* What you have to do:
What follows is a set of records; repeat all of them exactly.

* Records shown:
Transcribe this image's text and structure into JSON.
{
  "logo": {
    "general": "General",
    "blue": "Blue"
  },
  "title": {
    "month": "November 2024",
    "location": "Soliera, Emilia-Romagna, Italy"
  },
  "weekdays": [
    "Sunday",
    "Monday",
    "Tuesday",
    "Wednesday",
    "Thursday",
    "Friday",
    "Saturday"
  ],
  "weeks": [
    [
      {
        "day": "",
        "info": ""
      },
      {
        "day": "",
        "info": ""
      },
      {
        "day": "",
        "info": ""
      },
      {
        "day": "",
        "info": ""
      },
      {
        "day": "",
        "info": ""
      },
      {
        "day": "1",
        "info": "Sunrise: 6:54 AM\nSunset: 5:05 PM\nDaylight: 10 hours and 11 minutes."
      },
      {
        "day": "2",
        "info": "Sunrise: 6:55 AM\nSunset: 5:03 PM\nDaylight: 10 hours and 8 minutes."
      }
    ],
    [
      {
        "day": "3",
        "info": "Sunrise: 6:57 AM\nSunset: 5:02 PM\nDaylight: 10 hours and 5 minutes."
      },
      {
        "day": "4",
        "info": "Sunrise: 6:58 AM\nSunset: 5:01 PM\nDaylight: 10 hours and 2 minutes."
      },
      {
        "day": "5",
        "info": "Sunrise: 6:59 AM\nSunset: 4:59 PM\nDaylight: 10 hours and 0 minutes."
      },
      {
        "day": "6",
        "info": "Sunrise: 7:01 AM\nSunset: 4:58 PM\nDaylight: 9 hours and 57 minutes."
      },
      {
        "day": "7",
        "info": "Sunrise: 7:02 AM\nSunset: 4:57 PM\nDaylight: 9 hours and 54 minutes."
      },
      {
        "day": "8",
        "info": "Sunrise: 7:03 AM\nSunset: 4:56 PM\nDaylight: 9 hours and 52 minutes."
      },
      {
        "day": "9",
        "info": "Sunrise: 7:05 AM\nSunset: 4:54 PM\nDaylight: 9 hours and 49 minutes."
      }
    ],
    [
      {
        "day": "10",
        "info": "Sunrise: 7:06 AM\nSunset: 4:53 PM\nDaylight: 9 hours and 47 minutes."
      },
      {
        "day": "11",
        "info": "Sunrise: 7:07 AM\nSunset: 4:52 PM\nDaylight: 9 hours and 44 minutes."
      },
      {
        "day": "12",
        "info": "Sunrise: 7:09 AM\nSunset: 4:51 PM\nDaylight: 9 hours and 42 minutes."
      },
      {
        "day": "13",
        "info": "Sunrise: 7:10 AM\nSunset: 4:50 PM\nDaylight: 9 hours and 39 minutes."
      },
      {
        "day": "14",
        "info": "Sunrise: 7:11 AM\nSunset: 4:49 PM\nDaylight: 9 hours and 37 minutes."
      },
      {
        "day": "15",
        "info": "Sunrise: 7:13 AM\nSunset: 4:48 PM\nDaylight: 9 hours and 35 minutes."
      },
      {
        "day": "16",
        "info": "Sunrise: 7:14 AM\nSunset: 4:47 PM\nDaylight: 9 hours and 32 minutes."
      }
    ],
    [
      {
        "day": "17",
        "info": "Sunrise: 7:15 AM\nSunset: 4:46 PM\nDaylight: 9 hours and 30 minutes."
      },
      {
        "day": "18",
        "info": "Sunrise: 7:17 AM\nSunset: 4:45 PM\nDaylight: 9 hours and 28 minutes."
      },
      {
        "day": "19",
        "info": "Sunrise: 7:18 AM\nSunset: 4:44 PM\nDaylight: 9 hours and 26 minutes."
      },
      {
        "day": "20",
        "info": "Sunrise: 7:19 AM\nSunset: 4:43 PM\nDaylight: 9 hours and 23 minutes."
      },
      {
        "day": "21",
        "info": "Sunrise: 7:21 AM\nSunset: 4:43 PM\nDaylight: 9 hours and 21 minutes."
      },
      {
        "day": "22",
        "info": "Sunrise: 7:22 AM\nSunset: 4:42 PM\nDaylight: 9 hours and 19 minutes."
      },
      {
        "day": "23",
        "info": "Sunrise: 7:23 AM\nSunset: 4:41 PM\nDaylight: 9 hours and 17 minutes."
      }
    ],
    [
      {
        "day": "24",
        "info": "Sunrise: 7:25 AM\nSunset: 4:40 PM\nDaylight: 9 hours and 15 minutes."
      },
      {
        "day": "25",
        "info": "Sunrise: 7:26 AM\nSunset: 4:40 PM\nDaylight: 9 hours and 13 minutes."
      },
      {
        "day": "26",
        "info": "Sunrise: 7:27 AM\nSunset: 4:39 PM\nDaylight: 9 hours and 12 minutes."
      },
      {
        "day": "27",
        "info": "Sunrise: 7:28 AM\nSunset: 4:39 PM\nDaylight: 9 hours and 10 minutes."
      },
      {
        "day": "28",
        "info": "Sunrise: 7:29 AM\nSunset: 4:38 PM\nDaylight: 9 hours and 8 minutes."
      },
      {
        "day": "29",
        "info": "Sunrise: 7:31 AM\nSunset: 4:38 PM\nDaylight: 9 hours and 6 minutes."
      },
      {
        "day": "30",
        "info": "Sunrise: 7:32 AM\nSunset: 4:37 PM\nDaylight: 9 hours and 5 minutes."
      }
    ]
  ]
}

* Correct result:
Transcribe this image's text and structure into JSON.
{
  "logo": {
    "general": "General",
    "blue": "Blue"
  },
  "title": {
    "month": "November 2024",
    "location": "Soliera, Emilia-Romagna, Italy"
  },
  "weekdays": [
    "Sunday",
    "Monday",
    "Tuesday",
    "Wednesday",
    "Thursday",
    "Friday",
    "Saturday"
  ],
  "weeks": [
    [
      {
        "day": "",
        "info": ""
      },
      {
        "day": "",
        "info": ""
      },
      {
        "day": "",
        "info": ""
      },
      {
        "day": "",
        "info": ""
      },
      {
        "day": "",
        "info": ""
      },
      {
        "day": "1",
        "info": "Sunrise: 6:54 AM\nSunset: 5:05 PM\nDaylight: 10 hours and 11 minutes."
      },
      {
        "day": "2",
        "info": "Sunrise: 6:55 AM\nSunset: 5:03 PM\nDaylight: 10 hours and 8 minutes."
      }
    ],
    [
      {
        "day": "3",
        "info": "Sunrise: 6:57 AM\nSunset: 5:02 PM\nDaylight: 10 hours and 5 minutes."
      },
      {
        "day": "4",
        "info": "Sunrise: 6:58 AM\nSunset: 5:01 PM\nDaylight: 10 hours and 2 minutes."
      },
      {
        "day": "5",
        "info": "Sunrise: 6:59 AM\nSunset: 4:59 PM\nDaylight: 10 hours and 0 minutes."
      },
      {
        "day": "6",
        "info": "Sunrise: 7:01 AM\nSunset: 4:58 PM\nDaylight: 9 hours and 57 minutes."
      },
      {
        "day": "7",
        "info": "Sunrise: 7:02 AM\nSunset: 4:57 PM\nDaylight: 9 hours and 54 minutes."
      },
      {
        "day": "8",
        "info": "Sunrise: 7:03 AM\nSunset: 4:56 PM\nDaylight: 9 hours and 52 minutes."
      },
      {
        "day": "9",
        "info": "Sunrise: 7:05 AM\nSunset: 4:54 PM\nDaylight: 9 hours and 49 minutes."
      }
    ],
    [
      {
        "day": "10",
        "info": "Sunrise: 7:06 AM\nSunset: 4:53 PM\nDaylight: 9 hours and 47 minutes."
      },
      {
        "day": "11",
        "info": "Sunrise: 7:07 AM\nSunset: 4:52 PM\nDaylight: 9 hours and 44 minutes."
      },
      {
        "day": "12",
        "info": "Sunrise: 7:09 AM\nSunset: 4:51 PM\nDaylight: 9 hours and 42 minutes."
      },
      {
        "day": "13",
        "info": "Sunrise: 7:10 AM\nSunset: 4:50 PM\nDaylight: 9 hours and 39 minutes."
      },
      {
        "day": "14",
        "info": "Sunrise: 7:11 AM\nSunset: 4:49 PM\nDaylight: 9 hours and 37 minutes."
      },
      {
        "day": "15",
        "info": "Sunrise: 7:13 AM\nSunset: 4:48 PM\nDaylight: 9 hours and 35 minutes."
      },
      {
        "day": "16",
        "info": "Sunrise: 7:14 AM\nSunset: 4:47 PM\nDaylight: 9 hours and 32 minutes."
      }
    ],
    [
      {
        "day": "17",
        "info": "Sunrise: 7:15 AM\nSunset: 4:46 PM\nDaylight: 9 hours and 30 minutes."
      },
      {
        "day": "18",
        "info": "Sunrise: 7:17 AM\nSunset: 4:45 PM\nDaylight: 9 hours and 28 minutes."
      },
      {
        "day": "19",
        "info": "Sunrise: 7:18 AM\nSunset: 4:44 PM\nDaylight: 9 hours and 26 minutes."
      },
      {
        "day": "20",
        "info": "Sunrise: 7:19 AM\nSunset: 4:43 PM\nDaylight: 9 hours and 23 minutes."
      },
      {
        "day": "21",
        "info": "Sunrise: 7:21 AM\nSunset: 4:43 PM\nDaylight: 9 hours and 21 minutes."
      },
      {
        "day": "22",
        "info": "Sunrise: 7:22 AM\nSunset: 4:42 PM\nDaylight: 9 hours and 19 minutes."
      },
      {
        "day": "23",
        "info": "Sunrise: 7:23 AM\nSunset: 4:41 PM\nDaylight: 9 hours and 17 minutes."
      }
    ],
    [
      {
        "day": "24",
        "info": "Sunrise: 7:25 AM\nSunset: 4:40 PM\nDaylight: 9 hours and 15 minutes."
      },
      {
        "day": "25",
        "info": "Sunrise: 7:26 AM\nSunset: 4:40 PM\nDaylight: 9 hours and 13 minutes."
      },
      {
        "day": "26",
        "info": "Sunrise: 7:27 AM\nSunset: 4:39 PM\nDaylight: 9 hours and 12 minutes."
      },
      {
        "day": "27",
        "info": "Sunrise: 7:28 AM\nSunset: 4:39 PM\nDaylight: 9 hours and 10 minutes."
      },
      {
        "day": "28",
        "info": "Sunrise: 7:29 AM\nSunset: 4:38 PM\nDaylight: 9 hours and 8 minutes."
      },
      {
        "day": "29",
        "info": "Sunrise: 7:31 AM\nSunset: 4:38 PM\nDaylight: 9 hours and 6 minutes."
      },
      {
        "day": "30",
        "info": "Sunrise: 7:32 AM\nSunset: 4:37 PM\nDaylight: 9 hours and 5 minutes."
      }
    ]
  ]
}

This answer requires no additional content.